▶ TASK DETAILS
Only the pictures stay out; every record is to be quoted exactly.

▶ Dataset rows
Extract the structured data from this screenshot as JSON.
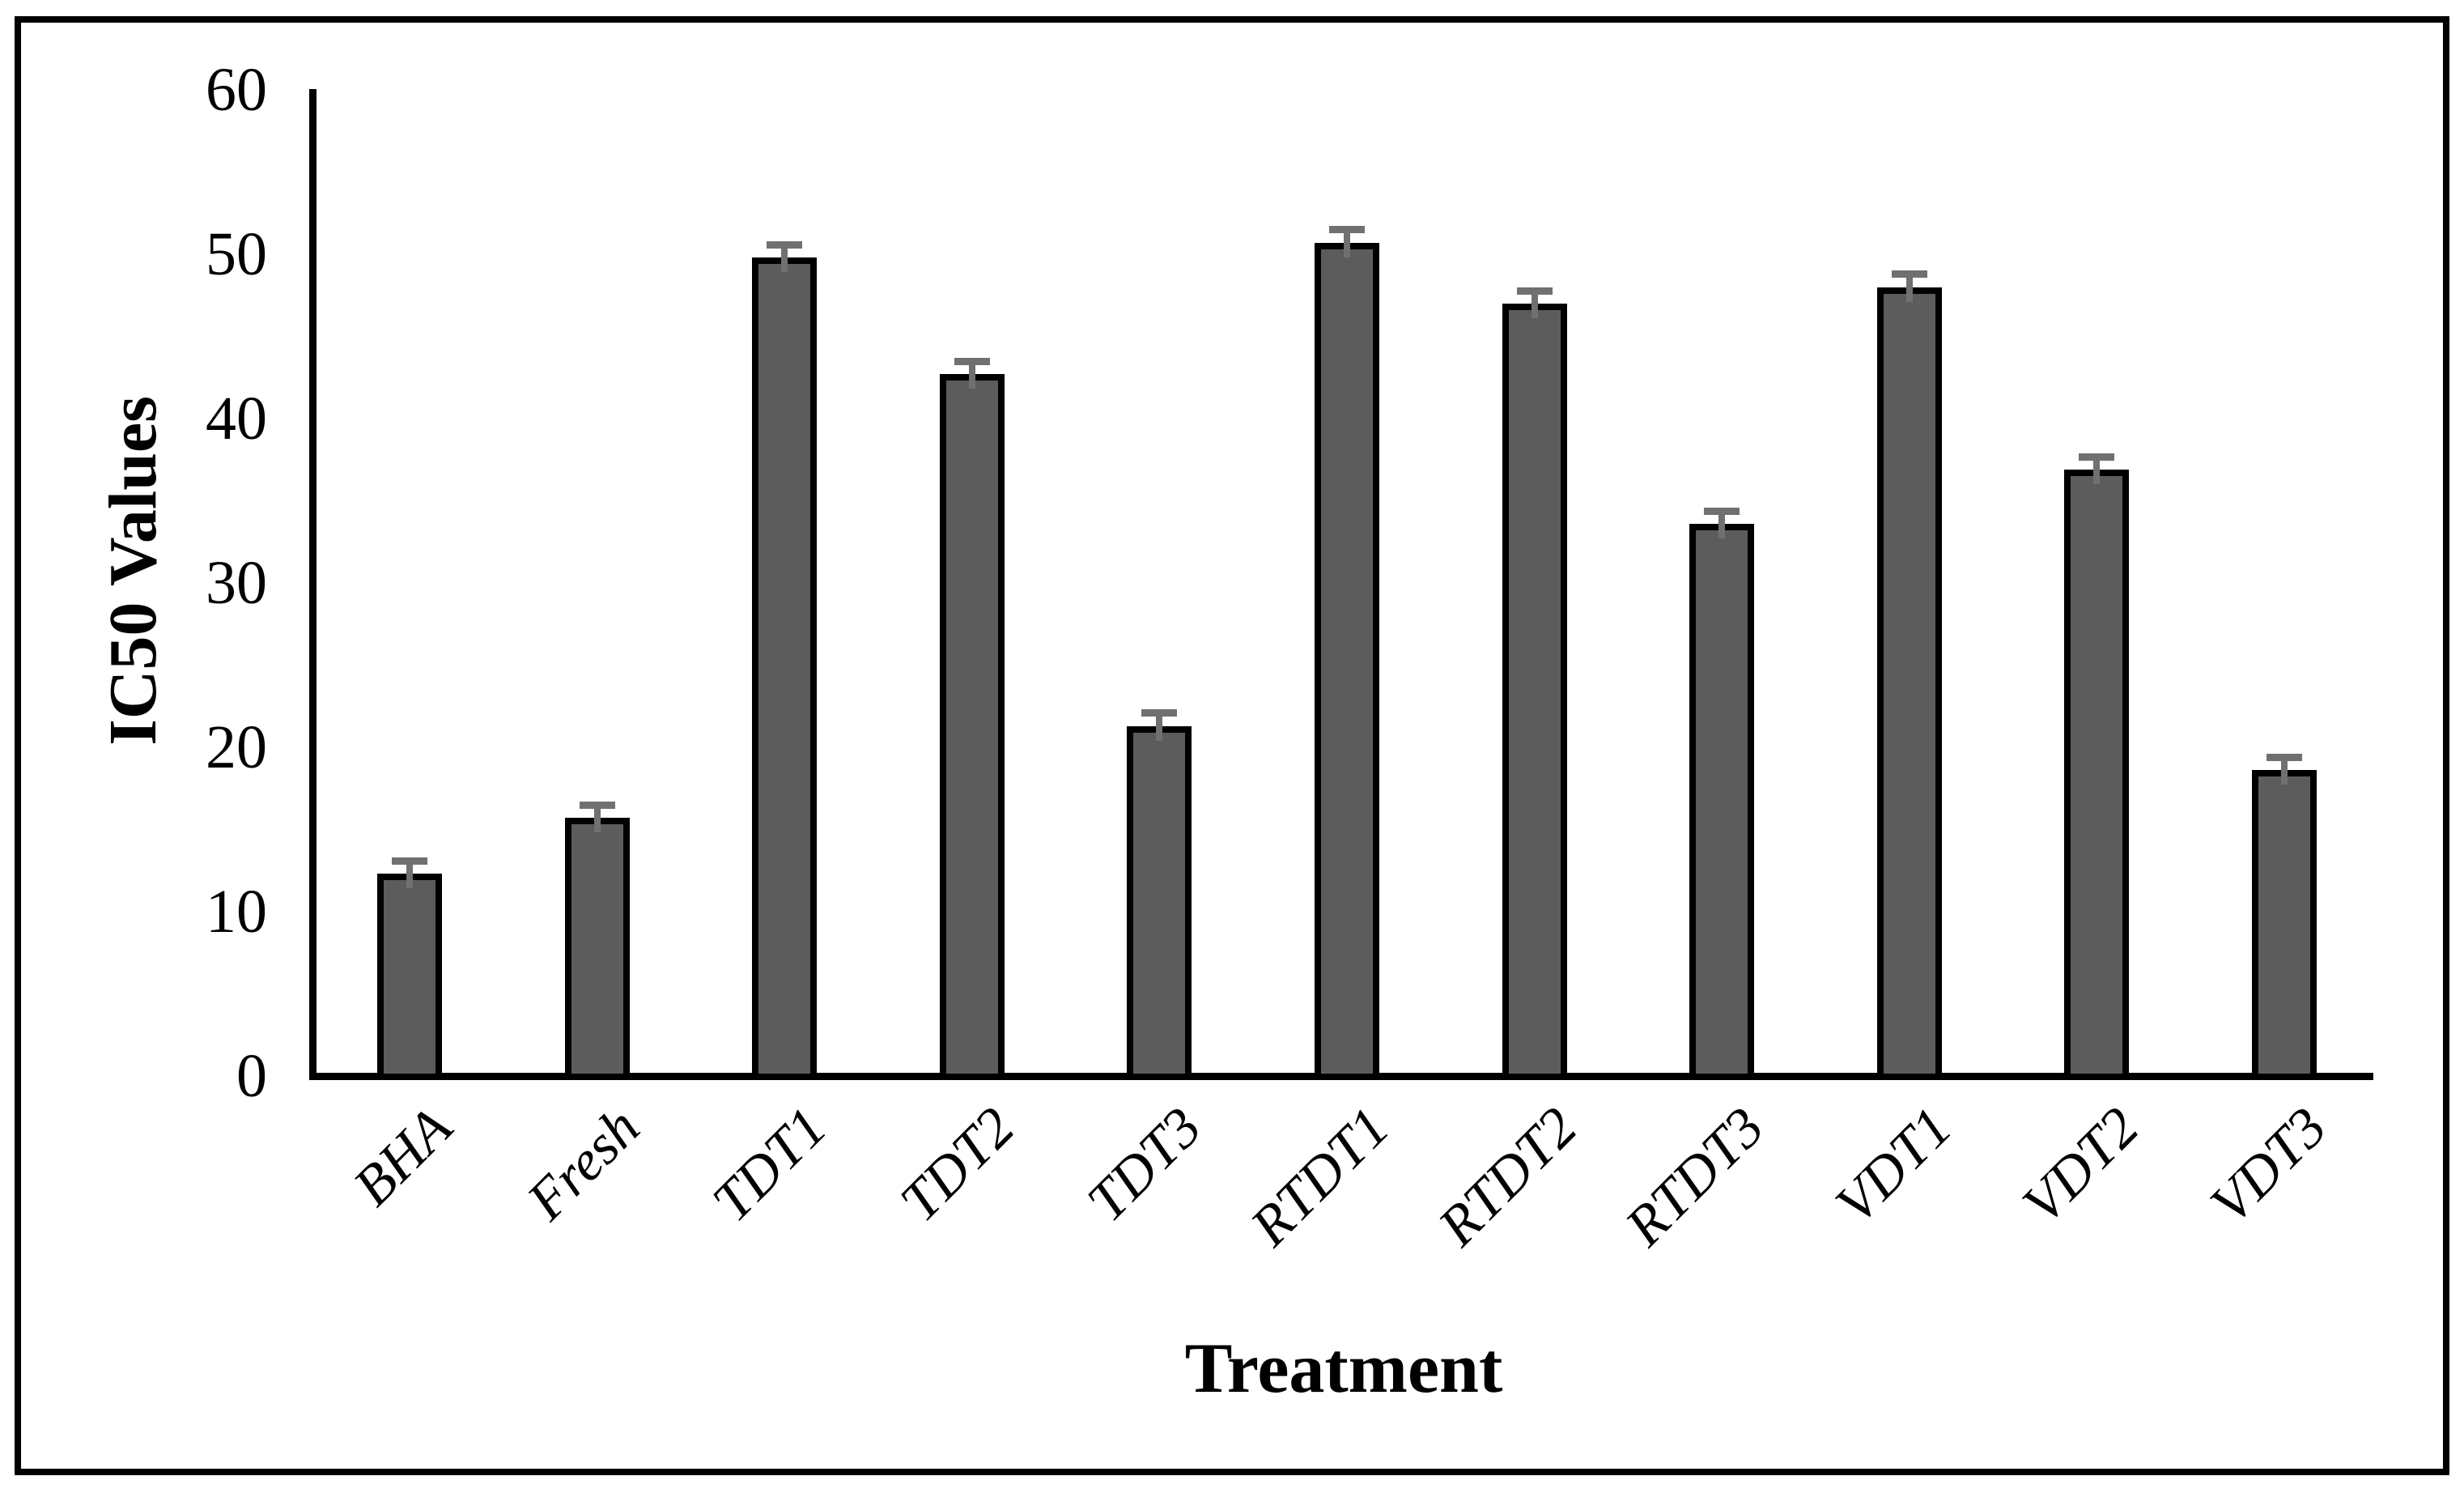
{
  "figure": {
    "background_color": "#ffffff",
    "border_color": "#000000"
  },
  "chart_data": {
    "type": "bar",
    "title": "",
    "categories": [
      "BHA",
      "Fresh",
      "TDT1",
      "TDT2",
      "TDT3",
      "RTDT1",
      "RTDT2",
      "RTDT3",
      "VDT1",
      "VDT2",
      "VDT3"
    ],
    "values": [
      12.3,
      15.7,
      49.8,
      42.7,
      21.3,
      50.7,
      47.0,
      33.6,
      48.0,
      36.9,
      18.6
    ],
    "error_bars_upper": [
      1.0,
      1.0,
      1.0,
      1.0,
      1.0,
      1.0,
      1.0,
      1.0,
      1.0,
      1.0,
      1.0
    ],
    "xlabel": "Treatment",
    "ylabel": "IC50 Values",
    "yticks": [
      0,
      10,
      20,
      30,
      40,
      50,
      60
    ],
    "ylim": [
      0,
      60
    ],
    "grid": false,
    "legend": "none",
    "bar_fill_color": "#5c5c5c",
    "bar_outline_color": "#000000",
    "error_bar_color": "#707070",
    "axis_color": "#000000",
    "xlabel_style": "bold",
    "category_label_style": "italic, rotated 45deg"
  }
}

▶ RESULT OF THIS EXERCISE
Extract the structured data from this screenshot as JSON.
{
  "figure": {
    "background_color": "#ffffff",
    "border_color": "#000000"
  },
  "chart_data": {
    "type": "bar",
    "title": "",
    "categories": [
      "BHA",
      "Fresh",
      "TDT1",
      "TDT2",
      "TDT3",
      "RTDT1",
      "RTDT2",
      "RTDT3",
      "VDT1",
      "VDT2",
      "VDT3"
    ],
    "values": [
      12.3,
      15.7,
      49.8,
      42.7,
      21.3,
      50.7,
      47.0,
      33.6,
      48.0,
      36.9,
      18.6
    ],
    "error_bars_upper": [
      1.0,
      1.0,
      1.0,
      1.0,
      1.0,
      1.0,
      1.0,
      1.0,
      1.0,
      1.0,
      1.0
    ],
    "xlabel": "Treatment",
    "ylabel": "IC50 Values",
    "yticks": [
      0,
      10,
      20,
      30,
      40,
      50,
      60
    ],
    "ylim": [
      0,
      60
    ],
    "grid": false,
    "legend": "none",
    "bar_fill_color": "#5c5c5c",
    "bar_outline_color": "#000000",
    "error_bar_color": "#707070",
    "axis_color": "#000000",
    "xlabel_style": "bold",
    "category_label_style": "italic, rotated 45deg"
  }
}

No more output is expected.